*WHAT YOU HAVE TO DO*
Copy the lines holding the word "Hamas", all of them.
--------------------------------
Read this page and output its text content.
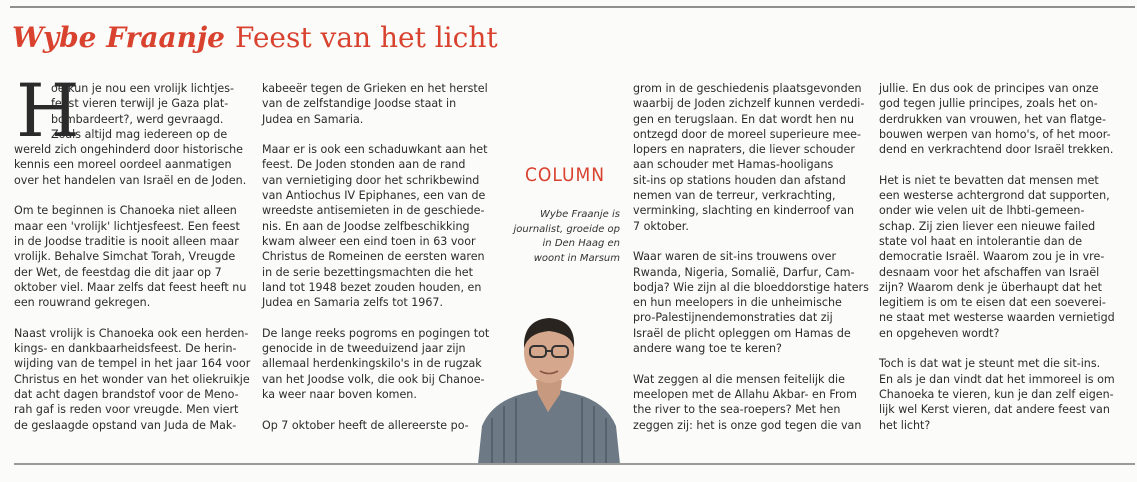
Wybe Fraanje Feest van het licht

H
oe kun je nou een vrolijk lichtjes-
feest vieren terwijl je Gaza plat-
bombardeert?, werd gevraagd.
Zoals altijd mag iedereen op de
wereld zich ongehinderd door historische
kennis een moreel oordeel aanmatigen
over het handelen van Israël en de Joden.

Om te beginnen is Chanoeka niet alleen
maar een 'vrolijk' lichtjesfeest. Een feest
in de Joodse traditie is nooit alleen maar
vrolijk. Behalve Simchat Torah, Vreugde
der Wet, de feestdag die dit jaar op 7
oktober viel. Maar zelfs dat feest heeft nu
een rouwrand gekregen.

Naast vrolijk is Chanoeka ook een herden-
kings- en dankbaarheidsfeest. De herin-
wijding van de tempel in het jaar 164 voor
Christus en het wonder van het oliekruikje
dat acht dagen brandstof voor de Meno-
rah gaf is reden voor vreugde. Men viert
de geslaagde opstand van Juda de Mak-

kabeeër tegen de Grieken en het herstel
van de zelfstandige Joodse staat in
Judea en Samaria.

Maar er is ook een schaduwkant aan het
feest. De Joden stonden aan de rand
van vernietiging door het schrikbewind
van Antiochus IV Epiphanes, een van de
wreedste antisemieten in de geschiede-
nis. En aan de Joodse zelfbeschikking
kwam alweer een eind toen in 63 voor
Christus de Romeinen de eersten waren
in de serie bezettingsmachten die het
land tot 1948 bezet zouden houden, en
Judea en Samaria zelfs tot 1967.

De lange reeks pogroms en pogingen tot
genocide in de tweeduizend jaar zijn
allemaal herdenkingskilo's in de rugzak
van het Joodse volk, die ook bij Chanoe-
ka weer naar boven komen.

Op 7 oktober heeft de allereerste po-

COLUMN
Wybe Fraanje is
journalist, groeide op
in Den Haag en
woont in Marsum

grom in de geschiedenis plaatsgevonden
waarbij de Joden zichzelf kunnen verdedi-
gen en terugslaan. En dat wordt hen nu
ontzegd door de moreel superieure mee-
lopers en napraters, die liever schouder
aan schouder met Hamas-hooligans
sit-ins op stations houden dan afstand
nemen van de terreur, verkrachting,
verminking, slachting en kinderroof van
7 oktober.

Waar waren de sit-ins trouwens over
Rwanda, Nigeria, Somalië, Darfur, Cam-
bodja? Wie zijn al die bloeddorstige haters
en hun meelopers in die unheimische
pro-Palestijnendemonstraties dat zij
Israël de plicht opleggen om Hamas de
andere wang toe te keren?

Wat zeggen al die mensen feitelijk die
meelopen met de Allahu Akbar- en From
the river to the sea-roepers? Met hen
zeggen zij: het is onze god tegen die van

jullie. En dus ook de principes van onze
god tegen jullie principes, zoals het on-
derdrukken van vrouwen, het van flatge-
bouwen werpen van homo's, of het moor-
dend en verkrachtend door Israël trekken.

Het is niet te bevatten dat mensen met
een westerse achtergrond dat supporten,
onder wie velen uit de lhbti-gemeen-
schap. Zij zien liever een nieuwe failed
state vol haat en intolerantie dan de
democratie Israël. Waarom zou je in vre-
desnaam voor het afschaffen van Israël
zijn? Waarom denk je überhaupt dat het
legitiem is om te eisen dat een soeverei-
ne staat met westerse waarden vernietigd
en opgeheven wordt?

Toch is dat wat je steunt met die sit-ins.
En als je dan vindt dat het immoreel is om
Chanoeka te vieren, kun je dan zelf eigen-
lijk wel Kerst vieren, dat andere feest van
het licht?
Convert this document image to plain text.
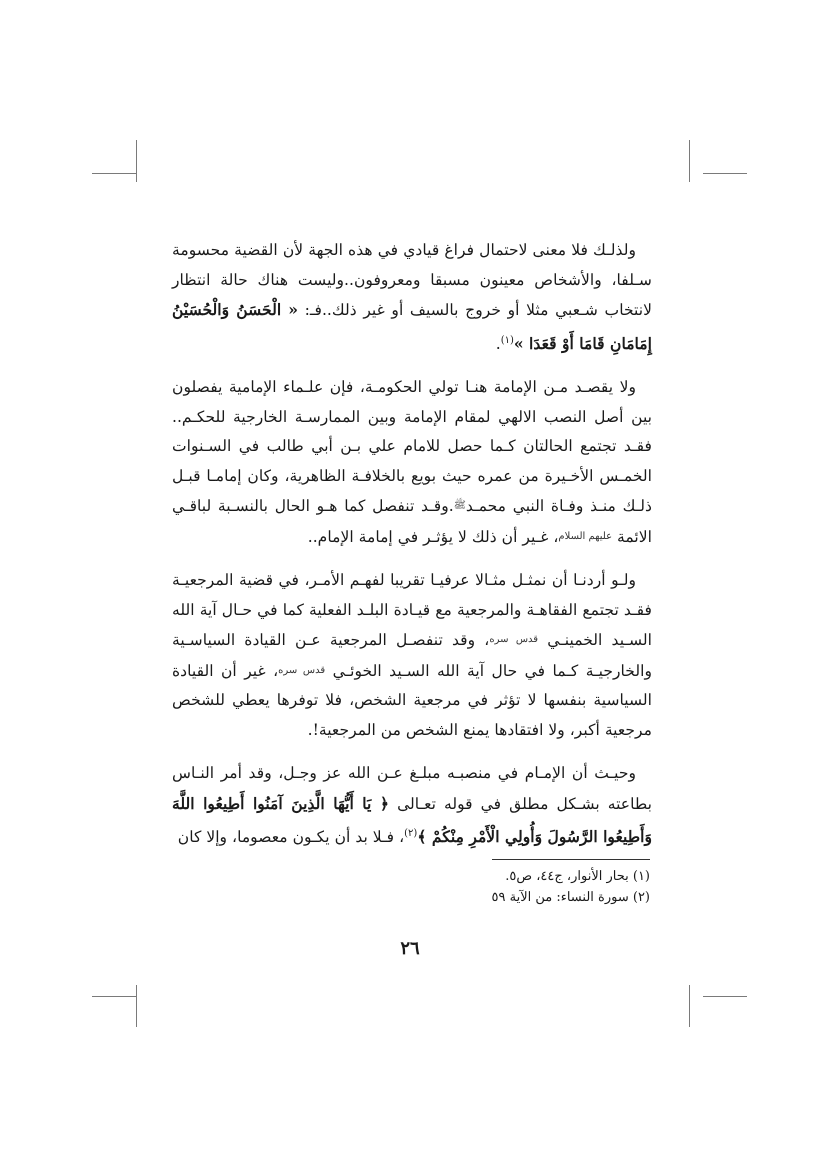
ولذلـك فلا معنى لاحتمال فراغ قيادي في هذه الجهة لأن القضية محسومة سـلفا، والأشخاص معينون مسبقا ومعروفون..وليست هناك حالة انتظار لانتخاب شـعبي مثلا أو خروج بالسيف أو غير ذلك..فـ: « الْحَسَنُ وَالْحُسَيْنُ إِمَامَانِ قَامَا أَوْ قَعَدَا »$^{(١)}$.

ولا يقصـد مـن الإمامة هنـا تولي الحكومـة، فإن علـماء الإمامية يفصلون بين أصل النصب الالهي لمقام الإمامة وبين الممارسـة الخارجية للحكـم.. فقـد تجتمع الحالتان كـما حصل للامام علي بـن أبي طالب في السـنوات الخمـس الأخـيرة من عمره حيث بويع بالخلافـة الظاهرية، وكان إمامـا قبـل ذلـك منـذ وفـاة النبي محمـدﷺ.وقـد تنفصل كما هـو الحال بالنسـبة لباقـي الائمة عليهم السلام، غـير أن ذلك لا يؤثـر في إمامة الإمام..

ولـو أردنـا أن نمثـل مثـالا عرفيـا تقريبا لفهـم الأمـر، في قضية المرجعيـة فقـد تجتمع الفقاهـة والمرجعية مع قيـادة البلـد الفعلية كما في حـال آية الله السـيد الخمينـي قدس سره، وقد تنفصـل المرجعية عـن القيادة السياسـية والخارجيـة كـما في حال آية الله السـيد الخوئـي قدس سره، غير أن القيادة السياسية بنفسها لا تؤثر في مرجعية الشخص، فلا توفرها يعطي للشخص مرجعية أكبر، ولا افتقادها يمنع الشخص من المرجعية!.

وحيـث أن الإمـام في منصبـه مبلـغ عـن الله عز وجـل، وقد أمر النـاس بطاعته بشـكل مطلق في قوله تعـالى ﴿ يَا أَيُّهَا الَّذِينَ آمَنُوا أَطِيعُوا اللَّهَ وَأَطِيعُوا الرَّسُولَ وَأُولِي الْأَمْرِ مِنْكُمْ ﴾$^{(٢)}$، فـلا بد أن يكـون معصوما، وإلا كان

(١) بحار الأنوار، ج٤٤، ص٥.
(٢) سورة النساء: من الآية ٥٩
٢٦
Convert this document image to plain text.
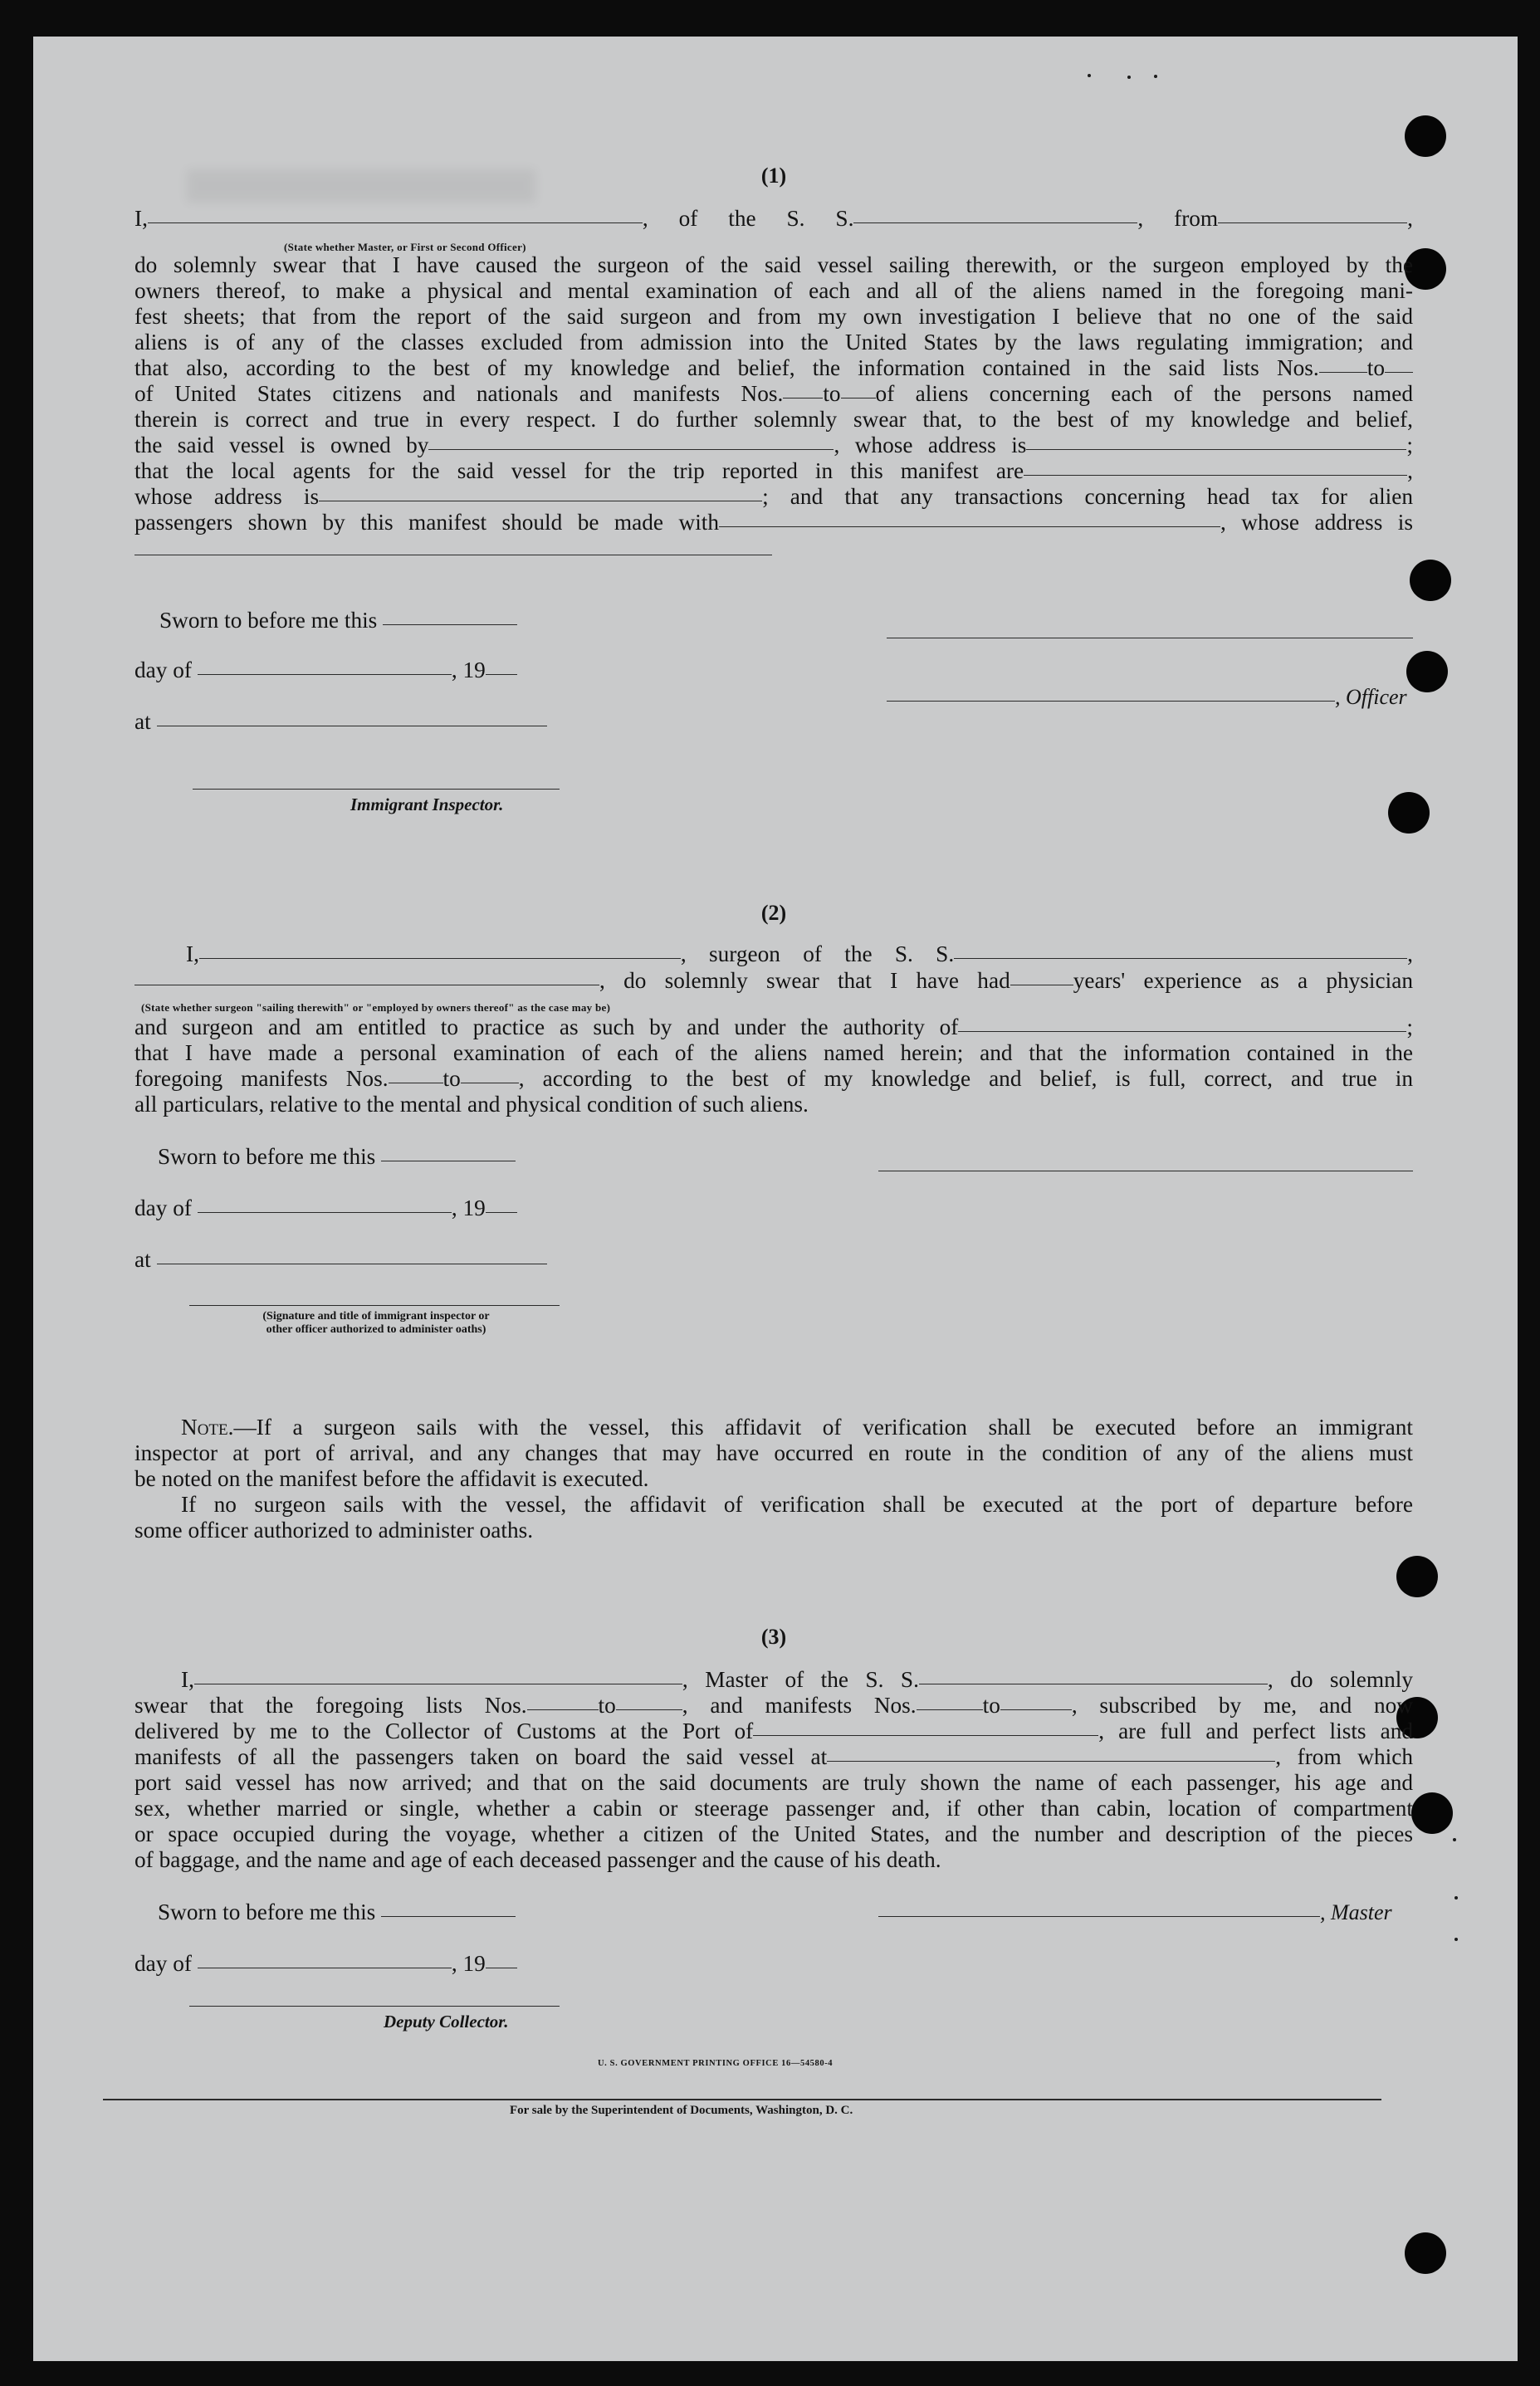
(1)
I,	, of the S. S.	, from	,
(State whether Master, or First or Second Officer)
do solemnly swear that I have caused the surgeon of the said vessel sailing therewith, or the surgeon employed by the
owners thereof, to make a physical and mental examination of each and all of the aliens named in the foregoing mani-
fest sheets; that from the report of the said surgeon and from my own investigation I believe that no one of the said
aliens is of any of the classes excluded from admission into the United States by the laws regulating immigration; and
that also, according to the best of my knowledge and belief, the information contained in the said lists Nos. to
of United States citizens and nationals and manifests Nos. to of aliens concerning each of the persons named
therein is correct and true in every respect. I do further solemnly swear that, to the best of my knowledge and belief,
the said vessel is owned by	, whose address is	;
that the local agents for the said vessel for the trip reported in this manifest are	,
whose address is	; and that any transactions concerning head tax for alien
passengers shown by this manifest should be made with	, whose address is
Sworn to before me this
day of	, 19
, Officer
at
Immigrant Inspector.
(2)
I,	, surgeon of the S. S.	,
, do solemnly swear that I have had	years' experience as a physician
(State whether surgeon "sailing therewith" or "employed by owners thereof" as the case may be)
and surgeon and am entitled to practice as such by and under the authority of	;
that I have made a personal examination of each of the aliens named herein; and that the information contained in the
foregoing manifests Nos. to	, according to the best of my knowledge and belief, is full, correct, and true in
all particulars, relative to the mental and physical condition of such aliens.
Sworn to before me this
day of	, 19
at
(Signature and title of immigrant inspector or
other officer authorized to administer oaths)
Note.—If a surgeon sails with the vessel, this affidavit of verification shall be executed before an immigrant
inspector at port of arrival, and any changes that may have occurred en route in the condition of any of the aliens must
be noted on the manifest before the affidavit is executed.
If no surgeon sails with the vessel, the affidavit of verification shall be executed at the port of departure before
some officer authorized to administer oaths.
(3)
I,	, Master of the S. S.	, do solemnly
swear that the foregoing lists Nos.	to	, and manifests Nos.	to	, subscribed by me, and now
delivered by me to the Collector of Customs at the Port of	, are full and perfect lists and
manifests of all the passengers taken on board the said vessel at	, from which
port said vessel has now arrived; and that on the said documents are truly shown the name of each passenger, his age and
sex, whether married or single, whether a cabin or steerage passenger and, if other than cabin, location of compartment
or space occupied during the voyage, whether a citizen of the United States, and the number and description of the pieces
of baggage, and the name and age of each deceased passenger and the cause of his death.
Sworn to before me this	, Master
day of	, 19
Deputy Collector.
U. S. GOVERNMENT PRINTING OFFICE 16—54580-4
For sale by the Superintendent of Documents, Washington, D. C.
--------------------------------
*COMPLETED EXERCISE*
aan schouder met Hamas-hooligans
Israël de plicht opleggen om Hamas de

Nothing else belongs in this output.